### Stated goal
Report how many lines contain "normal"; state the number and nothing else.

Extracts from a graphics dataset
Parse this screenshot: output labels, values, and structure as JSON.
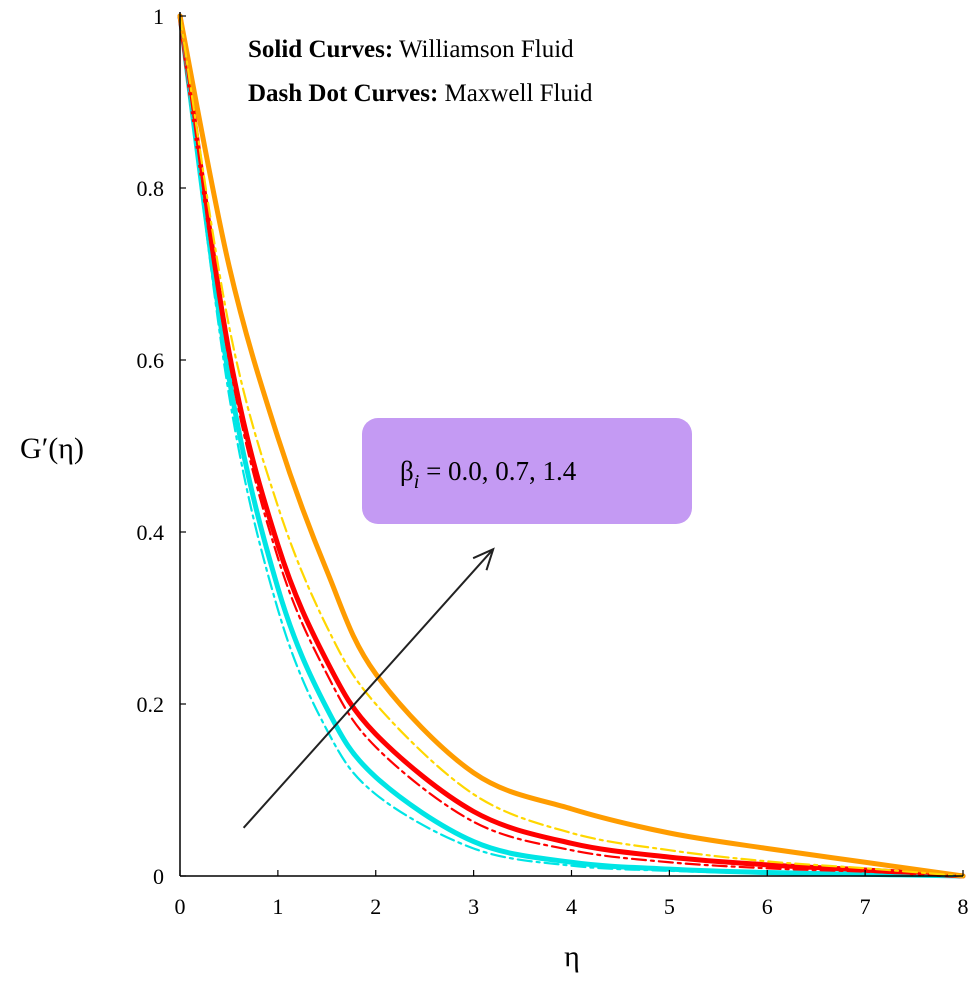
{
  "chart_data": {
    "type": "line",
    "title": "",
    "xlabel": "η",
    "ylabel": "G′(η)",
    "xlim": [
      0,
      8
    ],
    "ylim": [
      0,
      1
    ],
    "xticks": [
      "0",
      "1",
      "2",
      "3",
      "4",
      "5",
      "6",
      "7",
      "8"
    ],
    "yticks": [
      "0",
      "0.2",
      "0.4",
      "0.6",
      "0.8",
      "1"
    ],
    "grid": false,
    "legend_lines": [
      {
        "bold": "Solid Curves:",
        "normal": " Williamson Fluid"
      },
      {
        "bold": "Dash Dot Curves:",
        "normal": " Maxwell Fluid"
      }
    ],
    "annotation": {
      "symbol": "β",
      "subscript": "i",
      "text": " = 0.0, 0.7, 1.4",
      "box_color": "#c49af3",
      "arrow": {
        "from": [
          0.65,
          0.056
        ],
        "to": [
          3.2,
          0.38
        ]
      }
    },
    "series": [
      {
        "style": "solid",
        "color": "#00e5e5",
        "x": [
          0,
          0.5,
          1,
          1.5,
          2,
          3,
          4,
          5,
          6,
          7,
          8
        ],
        "y": [
          1,
          0.58,
          0.335,
          0.195,
          0.115,
          0.04,
          0.016,
          0.008,
          0.004,
          0.002,
          0
        ]
      },
      {
        "style": "solid",
        "color": "#ff0000",
        "x": [
          0,
          0.5,
          1,
          1.5,
          2,
          3,
          4,
          5,
          6,
          7,
          8
        ],
        "y": [
          1,
          0.61,
          0.385,
          0.25,
          0.165,
          0.075,
          0.038,
          0.022,
          0.013,
          0.007,
          0
        ]
      },
      {
        "style": "solid",
        "color": "#ff9c00",
        "x": [
          0,
          0.5,
          1,
          1.5,
          2,
          3,
          4,
          5,
          6,
          7,
          8
        ],
        "y": [
          1,
          0.71,
          0.51,
          0.355,
          0.235,
          0.12,
          0.078,
          0.05,
          0.032,
          0.016,
          0
        ]
      },
      {
        "style": "dashdot",
        "color": "#00e5e5",
        "x": [
          0,
          0.5,
          1,
          1.5,
          2,
          3,
          4,
          5,
          6,
          7,
          8
        ],
        "y": [
          1,
          0.56,
          0.31,
          0.17,
          0.095,
          0.032,
          0.012,
          0.006,
          0.003,
          0.001,
          0
        ]
      },
      {
        "style": "dashdot",
        "color": "#ff0000",
        "x": [
          0,
          0.5,
          1,
          1.5,
          2,
          3,
          4,
          5,
          6,
          7,
          8
        ],
        "y": [
          1,
          0.6,
          0.37,
          0.235,
          0.15,
          0.063,
          0.03,
          0.016,
          0.009,
          0.005,
          0
        ]
      },
      {
        "style": "dashdot",
        "color": "#ffd700",
        "x": [
          0,
          0.5,
          1,
          1.5,
          2,
          3,
          4,
          5,
          6,
          7,
          8
        ],
        "y": [
          1,
          0.64,
          0.43,
          0.29,
          0.2,
          0.095,
          0.05,
          0.03,
          0.017,
          0.009,
          0
        ]
      }
    ]
  }
}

### Worked solution
2